WHAT TO PRODUCE - In the text on the oyster tin, condense the paragraph beginning "In 1906 the U.S. Congress" into a shorter version that keeps its main facts.

GIVEN TEXT -
In 1906 the U.S. Congress passed several pure food laws in response to outbreaks of typhoid fever and gastrointestinal ailments linked to poor sanitation. Several new regulations were imposed on the oyster industry after contaminated oysters were blamed for serious illnesses. The laws required inspections of oyster beds and packing houses, as well as the identification of shellfish sources and standardized labeling.
This tin probably dates to the period 1920-30, when colorful lithographed tins became popular. It includes the old-style bail handle, a feature that was phased out around this time in an effort to reduce manufacturing costs. Like many Baltimore oyster packers, the Foote Company addressed consumers’ fears about sanitation by emphasizing the clean conditions under which the oysters were handled and citing its compliance with the law. The message to consumers on the reverse of the can reads: “THIS CAN CONTAINS STRICTLY FRESH SHUCKED SALT WATER OYSTERS PACKED UNDER PERSONAL SUPERVISION IN THE MOST SANITARY MANNER IN CONFORMITY WITH THE NATIONAL PURE FOOD LAW. KEEP ON ICE UNTIL USED.”

[Labeled region entries]
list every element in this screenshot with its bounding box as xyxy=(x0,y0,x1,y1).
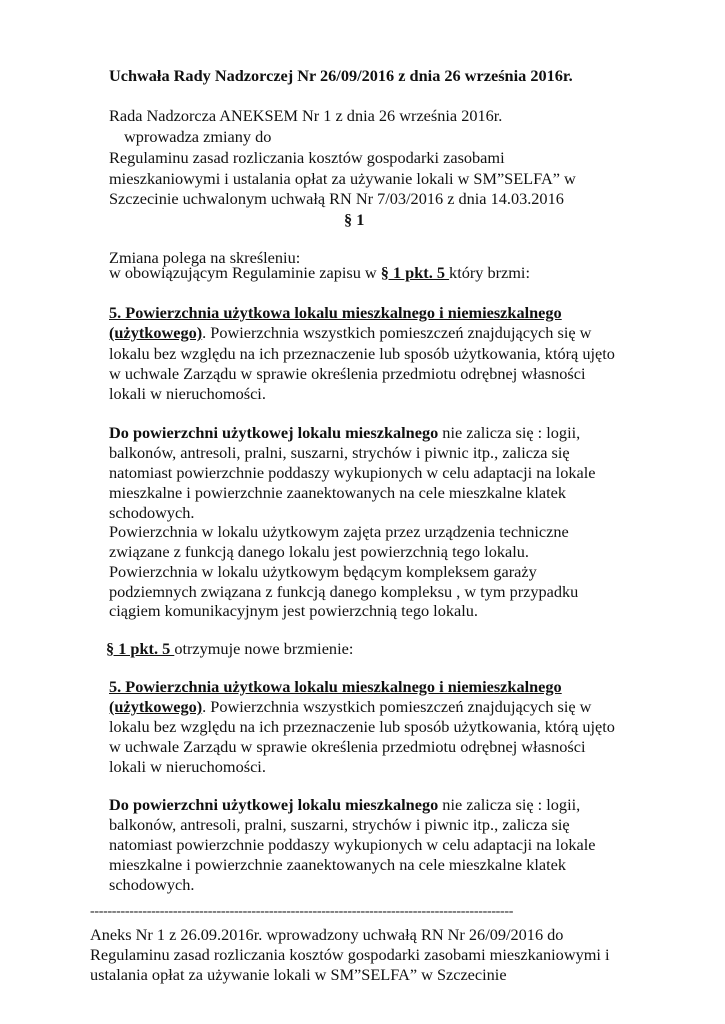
new-intro-suffix: otrzymuje nowe brzmienie: xyxy=(174,639,354,658)
intro-line: Szczecinie uchwalonym uchwałą RN Nr 7/03/2016 z dnia 14.03.2016 xyxy=(109,189,564,208)
new-heading-line: 5. Powierzchnia użytkowa lokalu mieszkalnego i niemieszkalnego xyxy=(109,677,562,696)
change-intro-suffix: który brzmi: xyxy=(449,263,530,282)
new-p2-line: schodowych. xyxy=(109,875,195,894)
old-p2-line: mieszkalne i powierzchnie zaanektowanych na cele mieszkalne klatek xyxy=(109,483,567,502)
old-p2-bold: Do powierzchni użytkowej lokalu mieszkalnego xyxy=(109,423,439,442)
change-intro-prefix: w obowiązującym Regulaminie zapisu w xyxy=(109,263,381,282)
section-reference: § 1 pkt. 5 xyxy=(106,639,175,658)
new-body-line: lokalu bez względu na ich przeznaczenie lub sposób użytkowania, którą ujęto xyxy=(109,717,615,736)
old-p2-line: podziemnych związana z funkcją danego kompleksu , w tym przypadku xyxy=(109,582,579,601)
old-p2-rest: nie zalicza się : logii, xyxy=(438,423,581,442)
document-title: Uchwała Rady Nadzorczej Nr 26/09/2016 z dnia 26 września 2016r. xyxy=(109,66,573,85)
intro-line: Rada Nadzorcza ANEKSEM Nr 1 z dnia 26 września 2016r. xyxy=(109,106,503,125)
old-body-line: lokalu bez względu na ich przeznaczenie lub sposób użytkowania, którą ujęto xyxy=(109,344,615,363)
footer-line: ustalania opłat za używanie lokali w SM”SELFA” w Szczecinie xyxy=(90,965,507,984)
new-intro-line xyxy=(106,639,353,659)
old-body-line: lokali w nieruchomości. xyxy=(109,384,266,403)
change-intro-line: Zmiana polega na skreśleniu: xyxy=(109,248,301,267)
old-heading-line xyxy=(109,323,591,343)
new-p2-line: balkonów, antresoli, pralni, suszarni, strychów i piwnic itp., zalicza się xyxy=(109,815,570,834)
intro-line: mieszkaniowymi i ustalania opłat za używanie lokali w SM”SELFA” w xyxy=(109,169,576,188)
old-p2-line: związane z funkcją danego lokalu jest powierzchnią tego lokalu. xyxy=(109,542,529,561)
change-intro-line xyxy=(109,263,530,283)
old-p2-line: natomiast powierzchnie poddaszy wykupionych w celu adaptacji na lokale xyxy=(109,463,596,482)
new-body-line: w uchwale Zarządu w sprawie określenia przedmiotu odrębnej własności xyxy=(109,737,586,756)
old-heading-bold: (użytkowego) xyxy=(109,323,203,342)
intro-line: Regulaminu zasad rozliczania kosztów gospodarki zasobami xyxy=(109,148,505,167)
new-heading-bold: (użytkowego) xyxy=(109,697,203,716)
section-reference: § 1 pkt. 5 xyxy=(380,263,450,282)
new-heading-line xyxy=(109,697,591,717)
old-p2-line: ciągiem komunikacyjnym jest powierzchnią tego lokalu. xyxy=(109,601,478,620)
old-heading-line: 5. Powierzchnia użytkowa lokalu mieszkalnego i niemieszkalnego xyxy=(109,303,562,322)
old-p2-line: balkonów, antresoli, pralni, suszarni, strychów i piwnic itp., zalicza się xyxy=(109,443,570,462)
intro-line: wprowadza zmiany do xyxy=(124,127,272,146)
new-heading-continuation: . Powierzchnia wszystkich pomieszczeń znajdujących się w xyxy=(202,697,592,716)
new-body-line: lokali w nieruchomości. xyxy=(109,757,266,776)
old-p2-line: Powierzchnia w lokalu użytkowym zajęta przez urządzenia techniczne xyxy=(109,522,569,541)
old-body-line: w uchwale Zarządu w sprawie określenia przedmiotu odrębnej własności xyxy=(109,364,586,383)
new-p2-bold: Do powierzchni użytkowej lokalu mieszkalnego xyxy=(109,795,439,814)
new-p2-line: natomiast powierzchnie poddaszy wykupionych w celu adaptacji na lokale xyxy=(109,835,596,854)
footer-divider: ------------------------------------------------------------------------------------------------- xyxy=(90,904,514,919)
footer-line: Aneks Nr 1 z 26.09.2016r. wprowadzony uchwałą RN Nr 26/09/2016 do xyxy=(90,925,564,944)
new-p2-rest: nie zalicza się : logii, xyxy=(438,795,581,814)
old-heading-continuation: . Powierzchnia wszystkich pomieszczeń znajdujących się w xyxy=(202,323,592,342)
new-p2-line: mieszkalne i powierzchnie zaanektowanych na cele mieszkalne klatek xyxy=(109,855,567,874)
footer-line: Regulaminu zasad rozliczania kosztów gospodarki zasobami mieszkaniowymi i xyxy=(90,945,610,964)
new-p2-line xyxy=(109,795,580,815)
section-mark: § 1 xyxy=(344,210,365,229)
old-p2-line xyxy=(109,423,580,443)
old-p2-line: Powierzchnia w lokalu użytkowym będącym kompleksem garaży xyxy=(109,562,537,581)
old-p2-line: schodowych. xyxy=(109,503,195,522)
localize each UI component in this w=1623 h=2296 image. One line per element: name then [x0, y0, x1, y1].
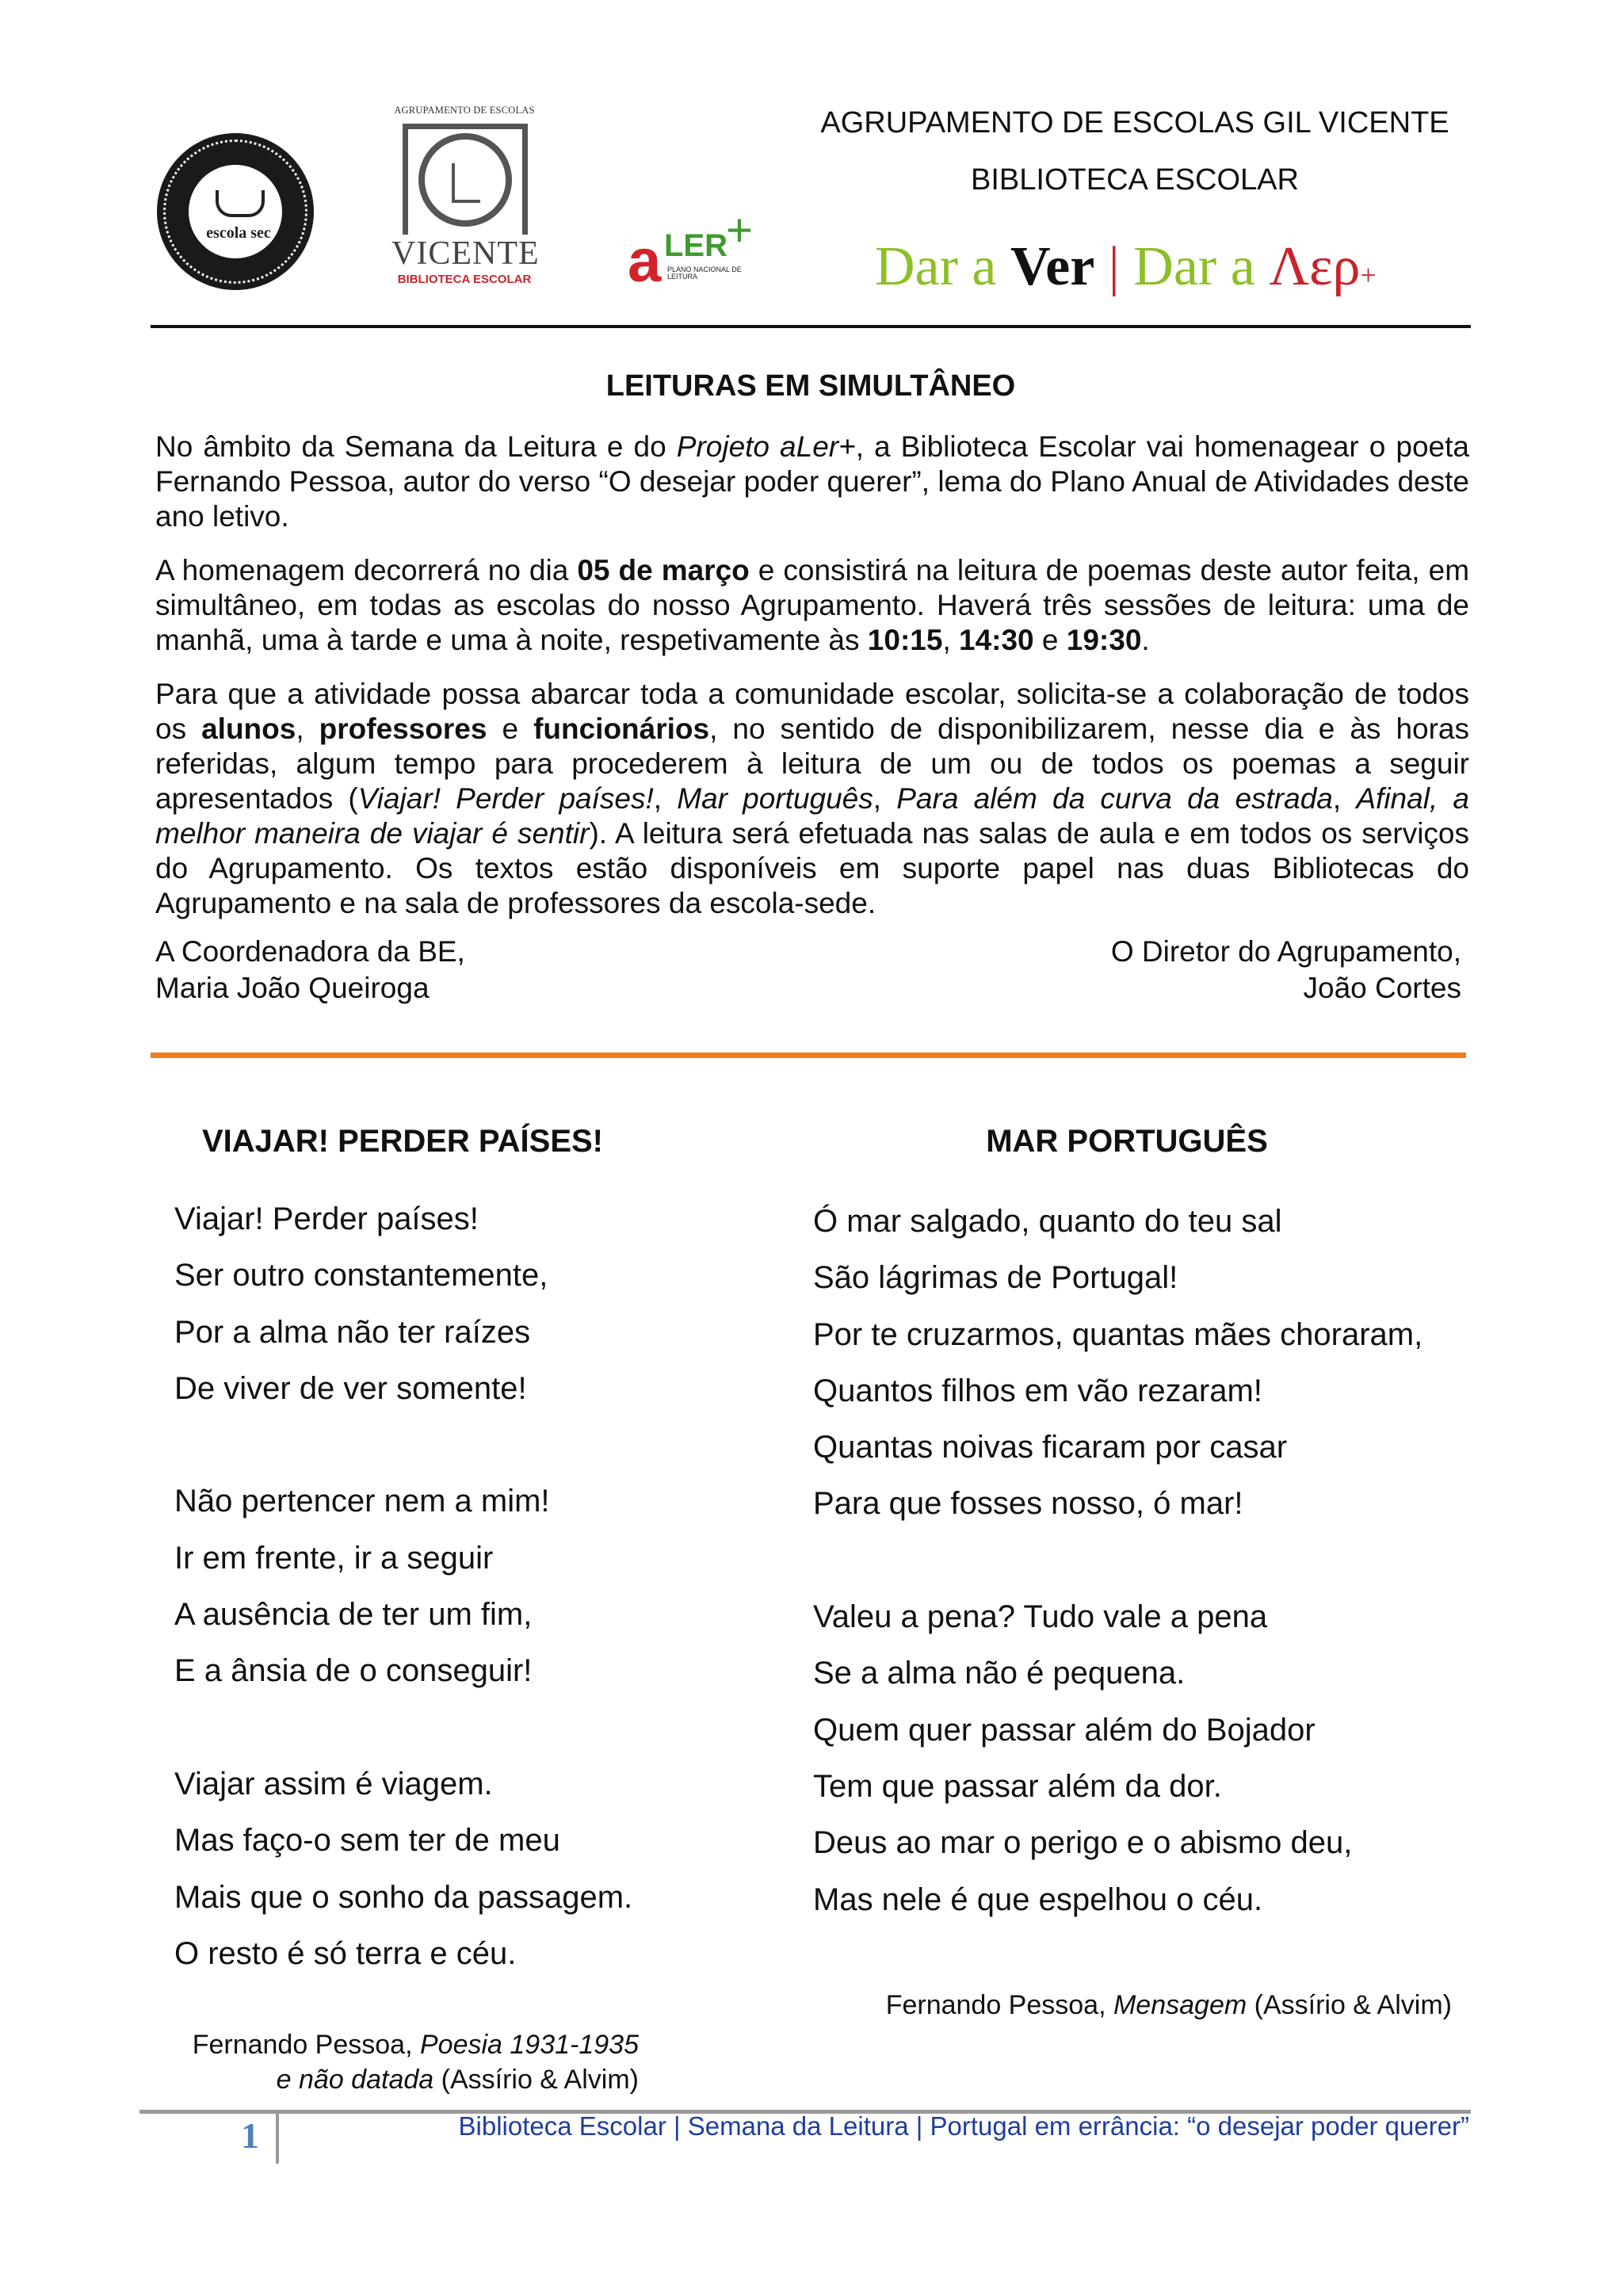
poem1-line: Ir em frente, ir a seguir — [174, 1540, 494, 1576]
footer-page-separator — [276, 2110, 279, 2164]
aler-logo-a: a — [628, 227, 662, 295]
poem1-line: E a ânsia de o conseguir! — [174, 1653, 533, 1689]
seal-label: escola sec — [206, 224, 271, 242]
poem2-line: Ó mar salgado, quanto do teu sal — [813, 1204, 1282, 1239]
poem2-line: Deus ao mar o perigo e o abismo deu, — [813, 1825, 1353, 1861]
poem-1-title: VIAJAR! PERDER PAÍSES! — [201, 1124, 603, 1159]
signature-director-name: João Cortes — [1303, 972, 1461, 1004]
poem1-line: Ser outro constantemente, — [174, 1258, 548, 1293]
poem2-line: Se a alma não é pequena. — [813, 1656, 1186, 1691]
motto — [875, 236, 1377, 297]
motto-plus: + — [1360, 259, 1377, 291]
motto-ver: Ver — [1010, 236, 1095, 297]
poem2-line: Valeu a pena? Tudo vale a pena — [813, 1599, 1268, 1635]
signature-coordinator-role: A Coordenadora da BE, — [155, 935, 465, 968]
motto-greek: Λερ — [1269, 236, 1361, 297]
poem2-line: Para que fosses nosso, ó mar! — [813, 1486, 1243, 1522]
motto-part2: Dar a — [1133, 236, 1270, 297]
header-divider — [151, 325, 1471, 328]
poem1-line: O resto é só terra e céu. — [174, 1935, 517, 1971]
vicente-logo-word: VICENTE — [391, 235, 540, 272]
poem2-line: Por te cruzarmos, quantas mães choraram, — [813, 1316, 1423, 1352]
library-name: BIBLIOTECA ESCOLAR — [971, 163, 1299, 197]
signature-director — [951, 934, 1461, 1007]
footer-text: Biblioteca Escolar | Semana da Leitura | Portugal em errância: “o desejar poder querer” — [458, 2111, 1469, 2141]
vicente-logo-subtitle: BIBLIOTECA ESCOLAR — [397, 273, 532, 286]
poem2-line: Quantos filhos em vão rezaram! — [813, 1373, 1262, 1408]
vicente-logo-caption: AGRUPAMENTO DE ESCOLAS — [394, 105, 535, 116]
paragraph-2: A homenagem decorrerá no dia 05 de março e consistirá na leitura de poemas deste autor feita, em simultâneo, em todas as escolas do nosso Agrupamento. Haverá três sessões de leitura: uma de manhã, uma à tarde e uma à noite, respetivamente às 10:15, 14:30 e 19:30. — [155, 554, 1470, 656]
poem2-line — [813, 1533, 1423, 1589]
poem1-line — [174, 1417, 632, 1473]
orange-divider — [151, 1052, 1466, 1058]
poem1-line: Viajar assim é viagem. — [174, 1766, 493, 1801]
poem-1-body — [174, 1191, 632, 1982]
motto-separator: | — [1094, 236, 1134, 297]
poem1-line: Por a alma não ter raízes — [174, 1314, 531, 1350]
signature-coordinator — [155, 934, 465, 1007]
poem1-line: Viajar! Perder países! — [174, 1201, 479, 1236]
aler-logo-subtitle: PLANO NACIONAL DE LEITURA — [667, 266, 742, 281]
poem-1-source: Fernando Pessoa, Poesia 1931-1935 e não datada (Assírio & Alvim) — [192, 2030, 639, 2095]
aler-logo-plus: + — [726, 204, 753, 256]
poem1-line: A ausência de ter um fim, — [174, 1597, 533, 1633]
poem1-line: Mas faço-o sem ter de meu — [174, 1823, 560, 1859]
paragraph-3: Para que a atividade possa abarcar toda a comunidade escolar, solicita-se a colaboração de todos os alunos, professores e funcionários, no sentido de disponibilizarem, nesse dia e às horas referidas, algum tempo para procederem à leitura de um ou de todos os poemas a seguir apresentados (Viajar! Perder países!, Mar português, Para além da curva da estrada, Afinal, a melhor maneira de viajar é sentir). A leitura será efetuada nas salas de aula e em todos os serviços do Agrupamento. Os textos estão disponíveis em suporte papel nas duas Bibliotecas do Agrupamento e na sala de professores da escola-sede. — [155, 678, 1470, 919]
poem2-line: São lágrimas de Portugal! — [813, 1260, 1178, 1296]
school-name: AGRUPAMENTO DE ESCOLAS GIL VICENTE — [820, 106, 1449, 139]
paragraph-1: No âmbito da Semana da Leitura e do Projeto aLer+, a Biblioteca Escolar vai homenagear o poeta Fernando Pessoa, autor do verso “O desejar poder querer”, lema do Plano Anual de Atividades deste ano letivo. — [155, 430, 1469, 533]
page-number: 1 — [241, 2115, 259, 2156]
aler-logo-ler: LER — [664, 228, 727, 263]
signature-coordinator-name: Maria João Queiroga — [155, 972, 430, 1004]
poem1-line: De viver de ver somente! — [174, 1370, 527, 1406]
poem1-line — [174, 1700, 632, 1756]
poem-2-body — [813, 1194, 1423, 1928]
poem-2-title: MAR PORTUGUÊS — [986, 1124, 1268, 1159]
vicente-logo-l — [452, 163, 480, 203]
poem2-line: Mas nele é que espelhou o céu. — [813, 1881, 1263, 1917]
motto-part1: Dar a — [875, 236, 1011, 297]
poem1-line: Não pertencer nem a mim! — [174, 1484, 550, 1519]
school-seal-logo — [157, 133, 314, 290]
poem2-line: Quantas noivas ficaram por casar — [813, 1430, 1288, 1465]
book-icon — [216, 190, 265, 217]
poem2-line: Quem quer passar além do Bojador — [813, 1712, 1316, 1748]
poem2-line: Tem que passar além da dor. — [813, 1768, 1222, 1804]
poem1-line: Mais que o sonho da passagem. — [174, 1879, 633, 1915]
document-title: LEITURAS EM SIMULTÂNEO — [605, 369, 1016, 403]
poem-2-source: Fernando Pessoa, Mensagem (Assírio & Alvim) — [885, 1990, 1452, 2020]
signature-director-role: O Diretor do Agrupamento, — [1110, 935, 1461, 968]
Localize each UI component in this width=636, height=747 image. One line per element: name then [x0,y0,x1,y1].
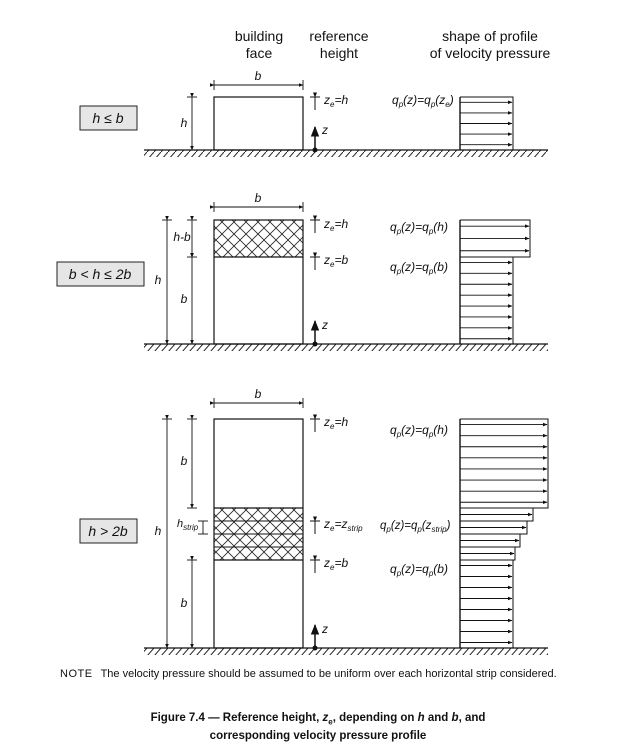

EXERCISE RESPONSE - In 1906, after outbreaks of typhoid fever and gastrointestinal ailments tied to poor sanitation, the U.S. Congress passed several pure food laws. Contaminated oysters had been blamed for serious illnesses, so the oyster industry faced new rules: oyster beds and packing houses had to be inspected, shellfish sources identified, and labeling standardized.